[Source records]
+++++

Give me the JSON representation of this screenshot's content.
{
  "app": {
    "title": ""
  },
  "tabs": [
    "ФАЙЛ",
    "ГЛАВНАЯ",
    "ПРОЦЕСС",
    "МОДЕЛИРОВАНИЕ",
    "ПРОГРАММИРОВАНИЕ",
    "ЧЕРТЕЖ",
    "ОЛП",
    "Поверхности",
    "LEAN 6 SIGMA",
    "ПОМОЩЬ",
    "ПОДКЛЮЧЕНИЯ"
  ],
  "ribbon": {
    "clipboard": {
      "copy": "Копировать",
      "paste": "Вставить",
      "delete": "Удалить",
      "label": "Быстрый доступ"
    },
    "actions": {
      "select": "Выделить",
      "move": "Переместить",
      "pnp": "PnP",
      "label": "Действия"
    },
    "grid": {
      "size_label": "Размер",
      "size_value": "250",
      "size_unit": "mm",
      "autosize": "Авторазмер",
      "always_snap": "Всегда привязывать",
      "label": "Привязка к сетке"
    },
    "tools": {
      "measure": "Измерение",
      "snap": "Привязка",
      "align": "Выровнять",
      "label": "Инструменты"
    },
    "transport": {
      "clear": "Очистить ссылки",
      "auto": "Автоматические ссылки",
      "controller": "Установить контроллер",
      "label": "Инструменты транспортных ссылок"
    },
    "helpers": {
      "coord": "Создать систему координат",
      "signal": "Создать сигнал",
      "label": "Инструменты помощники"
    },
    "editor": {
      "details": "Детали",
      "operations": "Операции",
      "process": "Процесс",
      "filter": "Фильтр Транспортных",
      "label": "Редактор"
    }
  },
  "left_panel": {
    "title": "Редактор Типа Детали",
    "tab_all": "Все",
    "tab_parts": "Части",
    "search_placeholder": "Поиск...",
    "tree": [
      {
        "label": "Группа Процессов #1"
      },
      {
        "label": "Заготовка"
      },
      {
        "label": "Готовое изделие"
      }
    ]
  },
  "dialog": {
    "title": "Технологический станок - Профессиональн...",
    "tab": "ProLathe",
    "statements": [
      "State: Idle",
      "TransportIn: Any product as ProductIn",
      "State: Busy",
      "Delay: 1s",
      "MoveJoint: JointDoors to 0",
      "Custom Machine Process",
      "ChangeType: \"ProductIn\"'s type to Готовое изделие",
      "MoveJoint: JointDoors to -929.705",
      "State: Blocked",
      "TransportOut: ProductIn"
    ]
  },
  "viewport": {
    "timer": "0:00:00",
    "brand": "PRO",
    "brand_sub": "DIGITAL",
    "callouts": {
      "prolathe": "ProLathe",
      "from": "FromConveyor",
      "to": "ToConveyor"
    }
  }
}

+++++

PROMPT: Say how many lines above hold the word "title", giving only the count.

SOLUTION TO THE PROBLEM: 3